§ **DESCRIPCIÓN DEL EJERCICIO**
Extrae de la reseña de Cisne negro el fragmento que va desde "Cisne negro abunda" hasta "y del suicidio.", sin cambiar ni una palabra.

Dirección: Darren Aronofsky. Guion: Mark Heyman, Andrés Heinz y John McLaughlin. Intérpretes: Natalie Portman, Vincent Cassel, Mila Kunis, Barbara Hershey y Winona Ryder. Nacionalidad: EEUU. 2010. Duración: 110 minutos.
Cisne negro abunda en el paradigma de Eva al desnudo. O sea, se ocupa de las consecuencias lamentables del éxito, del veneno del escenario, de la ofuscación del aplauso y de la fatal vanidad de convertirse en objeto de culto. Al mismo tiempo, Cisne negro incide en la misma obsesión que articulaba el entramado de Requiem for a Dream (2000) con el que Aronofsky nos martilleó sobre el agrio sabor del sueño americano. Este filme, como aquél, no oculta su vocación de canción triste, de epitafio por una sociedad de felicidad anoréxica y ambición errática. Aronofsky, como David Fincher, se sumerge en el resbaladizo territorio de la esquizofrenia y con ella, se adentra en la imagen reflejada en el espejo, en el doble y/o en el otro. Por ello, Cisne negro algo sabe y mucho evoca de El club de la lucha, de la psicosis y del suicidio.

§ **EXTRACTO DE REGISTROS**

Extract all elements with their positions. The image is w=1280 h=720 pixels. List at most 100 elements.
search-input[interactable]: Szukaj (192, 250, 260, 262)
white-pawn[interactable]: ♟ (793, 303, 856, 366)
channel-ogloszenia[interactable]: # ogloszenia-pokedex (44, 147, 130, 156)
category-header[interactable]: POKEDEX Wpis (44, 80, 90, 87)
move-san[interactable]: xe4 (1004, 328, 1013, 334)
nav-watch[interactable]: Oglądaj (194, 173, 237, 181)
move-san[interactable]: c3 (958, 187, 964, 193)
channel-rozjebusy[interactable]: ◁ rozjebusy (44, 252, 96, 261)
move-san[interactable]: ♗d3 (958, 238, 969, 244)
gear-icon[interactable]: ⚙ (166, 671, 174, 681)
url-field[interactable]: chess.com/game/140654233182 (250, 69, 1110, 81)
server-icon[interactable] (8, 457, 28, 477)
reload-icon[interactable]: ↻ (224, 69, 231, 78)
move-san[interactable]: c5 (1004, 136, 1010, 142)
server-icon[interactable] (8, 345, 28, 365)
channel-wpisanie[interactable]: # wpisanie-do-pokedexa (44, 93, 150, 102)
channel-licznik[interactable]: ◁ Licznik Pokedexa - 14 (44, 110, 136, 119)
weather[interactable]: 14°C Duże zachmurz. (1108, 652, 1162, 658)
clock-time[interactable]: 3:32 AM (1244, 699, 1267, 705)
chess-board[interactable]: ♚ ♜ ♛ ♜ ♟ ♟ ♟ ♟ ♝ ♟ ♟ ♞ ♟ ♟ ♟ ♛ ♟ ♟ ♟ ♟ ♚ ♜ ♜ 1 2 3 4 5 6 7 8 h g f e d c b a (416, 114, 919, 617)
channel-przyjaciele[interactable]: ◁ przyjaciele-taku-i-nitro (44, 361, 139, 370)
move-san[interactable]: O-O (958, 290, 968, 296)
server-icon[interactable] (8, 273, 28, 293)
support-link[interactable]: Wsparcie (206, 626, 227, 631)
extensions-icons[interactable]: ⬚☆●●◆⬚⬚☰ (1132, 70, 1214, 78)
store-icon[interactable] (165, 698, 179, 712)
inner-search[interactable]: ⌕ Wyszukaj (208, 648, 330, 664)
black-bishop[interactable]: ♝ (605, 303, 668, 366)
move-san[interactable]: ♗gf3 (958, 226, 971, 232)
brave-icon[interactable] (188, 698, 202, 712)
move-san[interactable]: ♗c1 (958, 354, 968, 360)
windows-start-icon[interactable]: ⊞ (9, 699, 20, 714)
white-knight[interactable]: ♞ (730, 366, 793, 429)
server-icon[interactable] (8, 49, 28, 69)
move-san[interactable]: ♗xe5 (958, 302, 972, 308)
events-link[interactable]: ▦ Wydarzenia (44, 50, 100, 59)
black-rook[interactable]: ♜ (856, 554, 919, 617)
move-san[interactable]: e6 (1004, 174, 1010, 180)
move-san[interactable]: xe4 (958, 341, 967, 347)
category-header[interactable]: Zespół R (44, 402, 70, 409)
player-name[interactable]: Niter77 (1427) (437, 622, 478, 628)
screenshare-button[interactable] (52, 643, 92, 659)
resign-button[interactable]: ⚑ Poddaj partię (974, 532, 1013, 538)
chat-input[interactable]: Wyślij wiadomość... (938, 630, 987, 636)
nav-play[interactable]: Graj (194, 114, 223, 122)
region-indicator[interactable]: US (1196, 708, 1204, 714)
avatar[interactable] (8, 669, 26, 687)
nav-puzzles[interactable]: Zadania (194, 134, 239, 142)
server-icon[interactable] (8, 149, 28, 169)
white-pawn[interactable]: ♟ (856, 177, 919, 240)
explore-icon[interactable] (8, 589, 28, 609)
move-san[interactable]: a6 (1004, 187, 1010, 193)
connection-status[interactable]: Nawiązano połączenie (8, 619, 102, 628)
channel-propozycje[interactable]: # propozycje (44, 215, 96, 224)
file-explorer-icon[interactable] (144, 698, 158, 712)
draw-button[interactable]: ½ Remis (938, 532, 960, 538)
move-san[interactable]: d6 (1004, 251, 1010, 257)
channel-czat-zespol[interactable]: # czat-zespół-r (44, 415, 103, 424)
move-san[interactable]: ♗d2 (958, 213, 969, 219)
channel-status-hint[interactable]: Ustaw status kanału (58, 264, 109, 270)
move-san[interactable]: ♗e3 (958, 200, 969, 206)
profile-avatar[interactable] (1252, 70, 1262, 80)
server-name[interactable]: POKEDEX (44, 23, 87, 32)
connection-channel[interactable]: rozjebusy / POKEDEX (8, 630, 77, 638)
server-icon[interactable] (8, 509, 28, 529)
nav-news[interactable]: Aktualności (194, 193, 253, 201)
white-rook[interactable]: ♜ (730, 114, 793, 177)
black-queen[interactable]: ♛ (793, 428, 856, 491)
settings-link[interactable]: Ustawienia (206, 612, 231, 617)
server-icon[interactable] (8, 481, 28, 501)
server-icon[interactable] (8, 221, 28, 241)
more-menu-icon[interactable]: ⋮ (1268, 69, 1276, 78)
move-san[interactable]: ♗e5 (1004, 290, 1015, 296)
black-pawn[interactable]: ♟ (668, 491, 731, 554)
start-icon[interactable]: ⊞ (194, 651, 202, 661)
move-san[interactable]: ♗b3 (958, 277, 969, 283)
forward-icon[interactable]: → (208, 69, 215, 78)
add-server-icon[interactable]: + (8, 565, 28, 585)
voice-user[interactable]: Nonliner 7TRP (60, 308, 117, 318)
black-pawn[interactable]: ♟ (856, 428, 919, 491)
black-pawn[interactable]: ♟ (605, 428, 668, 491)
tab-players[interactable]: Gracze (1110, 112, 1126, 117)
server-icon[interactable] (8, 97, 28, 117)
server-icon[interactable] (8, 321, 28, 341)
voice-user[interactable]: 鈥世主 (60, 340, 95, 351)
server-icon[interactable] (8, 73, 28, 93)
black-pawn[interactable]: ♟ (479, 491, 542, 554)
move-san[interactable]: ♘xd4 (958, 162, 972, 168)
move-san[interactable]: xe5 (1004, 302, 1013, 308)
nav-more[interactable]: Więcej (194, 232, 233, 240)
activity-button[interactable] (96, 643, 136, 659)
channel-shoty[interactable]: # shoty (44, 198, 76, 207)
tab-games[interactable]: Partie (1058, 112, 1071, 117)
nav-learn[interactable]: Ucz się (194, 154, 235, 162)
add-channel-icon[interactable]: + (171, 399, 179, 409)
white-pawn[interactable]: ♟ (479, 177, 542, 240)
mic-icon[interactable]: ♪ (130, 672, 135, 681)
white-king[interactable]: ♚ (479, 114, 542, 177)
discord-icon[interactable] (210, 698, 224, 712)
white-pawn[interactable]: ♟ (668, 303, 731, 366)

§ **RESULTADO DEL EJERCICIO**
Cisne negro abunda en el paradigma de Eva al desnudo. O sea, se ocupa de las consecuencias lamentables del éxito, del veneno del escenario, de la ofuscación del aplauso y de la fatal vanidad de convertirse en objeto de culto. Al mismo tiempo, Cisne negro incide en la misma obsesión que articulaba el entramado de Requiem for a Dream (2000) con el que Aronofsky nos martilleó sobre el agrio sabor del sueño americano. Este filme, como aquél, no oculta su vocación de canción triste, de epitafio por una sociedad de felicidad anoréxica y ambición errática. Aronofsky, como David Fincher, se sumerge en el resbaladizo territorio de la esquizofrenia y con ella, se adentra en la imagen reflejada en el espejo, en el doble y/o en el otro. Por ello, Cisne negro algo sabe y mucho evoca de El club de la lucha, de la psicosis y del suicidio.